* Dataset excerpts:
--- --- ---

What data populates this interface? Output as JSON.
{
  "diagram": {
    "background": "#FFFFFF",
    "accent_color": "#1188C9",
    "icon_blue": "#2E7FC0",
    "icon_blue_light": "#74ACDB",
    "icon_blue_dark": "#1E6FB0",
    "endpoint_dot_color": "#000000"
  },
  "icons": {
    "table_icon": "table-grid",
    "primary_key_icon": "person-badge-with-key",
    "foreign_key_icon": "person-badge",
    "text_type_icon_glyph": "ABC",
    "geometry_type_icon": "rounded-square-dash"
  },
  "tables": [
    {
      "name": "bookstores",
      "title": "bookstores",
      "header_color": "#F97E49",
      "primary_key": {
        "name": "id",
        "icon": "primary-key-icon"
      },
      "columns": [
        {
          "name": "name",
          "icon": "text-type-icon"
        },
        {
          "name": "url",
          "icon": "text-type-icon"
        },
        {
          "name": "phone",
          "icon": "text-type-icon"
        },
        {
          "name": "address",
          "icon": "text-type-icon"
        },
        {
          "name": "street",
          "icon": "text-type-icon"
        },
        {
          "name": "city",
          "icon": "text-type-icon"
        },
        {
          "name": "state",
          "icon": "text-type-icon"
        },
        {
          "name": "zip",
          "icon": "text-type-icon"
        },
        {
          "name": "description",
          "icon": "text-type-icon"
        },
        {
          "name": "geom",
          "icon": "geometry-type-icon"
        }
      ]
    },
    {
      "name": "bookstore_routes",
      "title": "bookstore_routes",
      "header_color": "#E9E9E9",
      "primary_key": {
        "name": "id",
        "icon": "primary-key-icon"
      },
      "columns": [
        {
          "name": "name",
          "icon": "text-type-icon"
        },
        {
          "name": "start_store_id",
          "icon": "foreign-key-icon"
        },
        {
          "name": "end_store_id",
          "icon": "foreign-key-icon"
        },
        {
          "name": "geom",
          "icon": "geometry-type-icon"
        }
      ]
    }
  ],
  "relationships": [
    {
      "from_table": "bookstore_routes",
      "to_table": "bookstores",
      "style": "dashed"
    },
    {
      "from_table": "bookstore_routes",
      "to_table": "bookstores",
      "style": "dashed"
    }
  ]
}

--- --- ---

* Stated exercise:
Copy each record from above exactly, and include every line.

* Response for this exercise:
What data populates this interface? Output as JSON.
{
  "diagram": {
    "background": "#FFFFFF",
    "accent_color": "#1188C9",
    "icon_blue": "#2E7FC0",
    "icon_blue_light": "#74ACDB",
    "icon_blue_dark": "#1E6FB0",
    "endpoint_dot_color": "#000000"
  },
  "icons": {
    "table_icon": "table-grid",
    "primary_key_icon": "person-badge-with-key",
    "foreign_key_icon": "person-badge",
    "text_type_icon_glyph": "ABC",
    "geometry_type_icon": "rounded-square-dash"
  },
  "tables": [
    {
      "name": "bookstores",
      "title": "bookstores",
      "header_color": "#F97E49",
      "primary_key": {
        "name": "id",
        "icon": "primary-key-icon"
      },
      "columns": [
        {
          "name": "name",
          "icon": "text-type-icon"
        },
        {
          "name": "url",
          "icon": "text-type-icon"
        },
        {
          "name": "phone",
          "icon": "text-type-icon"
        },
        {
          "name": "address",
          "icon": "text-type-icon"
        },
        {
          "name": "street",
          "icon": "text-type-icon"
        },
        {
          "name": "city",
          "icon": "text-type-icon"
        },
        {
          "name": "state",
          "icon": "text-type-icon"
        },
        {
          "name": "zip",
          "icon": "text-type-icon"
        },
        {
          "name": "description",
          "icon": "text-type-icon"
        },
        {
          "name": "geom",
          "icon": "geometry-type-icon"
        }
      ]
    },
    {
      "name": "bookstore_routes",
      "title": "bookstore_routes",
      "header_color": "#E9E9E9",
      "primary_key": {
        "name": "id",
        "icon": "primary-key-icon"
      },
      "columns": [
        {
          "name": "name",
          "icon": "text-type-icon"
        },
        {
          "name": "start_store_id",
          "icon": "foreign-key-icon"
        },
        {
          "name": "end_store_id",
          "icon": "foreign-key-icon"
        },
        {
          "name": "geom",
          "icon": "geometry-type-icon"
        }
      ]
    }
  ],
  "relationships": [
    {
      "from_table": "bookstore_routes",
      "to_table": "bookstores",
      "style": "dashed"
    },
    {
      "from_table": "bookstore_routes",
      "to_table": "bookstores",
      "style": "dashed"
    }
  ]
}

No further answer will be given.